'''

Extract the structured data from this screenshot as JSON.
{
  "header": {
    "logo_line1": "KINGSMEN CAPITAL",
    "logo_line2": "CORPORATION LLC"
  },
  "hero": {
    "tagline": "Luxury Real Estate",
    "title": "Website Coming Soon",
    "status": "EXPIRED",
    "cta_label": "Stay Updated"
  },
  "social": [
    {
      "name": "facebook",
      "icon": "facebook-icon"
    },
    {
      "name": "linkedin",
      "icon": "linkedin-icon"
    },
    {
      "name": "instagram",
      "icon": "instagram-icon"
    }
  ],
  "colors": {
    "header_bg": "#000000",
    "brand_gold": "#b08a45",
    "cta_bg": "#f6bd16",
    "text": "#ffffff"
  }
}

'''

▸ Requirements
All of the records must be repeated exactly.

▸ Solved problem
Extract the structured data from this screenshot as JSON.
{
  "header": {
    "logo_line1": "KINGSMEN CAPITAL",
    "logo_line2": "CORPORATION LLC"
  },
  "hero": {
    "tagline": "Luxury Real Estate",
    "title": "Website Coming Soon",
    "status": "EXPIRED",
    "cta_label": "Stay Updated"
  },
  "social": [
    {
      "name": "facebook",
      "icon": "facebook-icon"
    },
    {
      "name": "linkedin",
      "icon": "linkedin-icon"
    },
    {
      "name": "instagram",
      "icon": "instagram-icon"
    }
  ],
  "colors": {
    "header_bg": "#000000",
    "brand_gold": "#b08a45",
    "cta_bg": "#f6bd16",
    "text": "#ffffff"
  }
}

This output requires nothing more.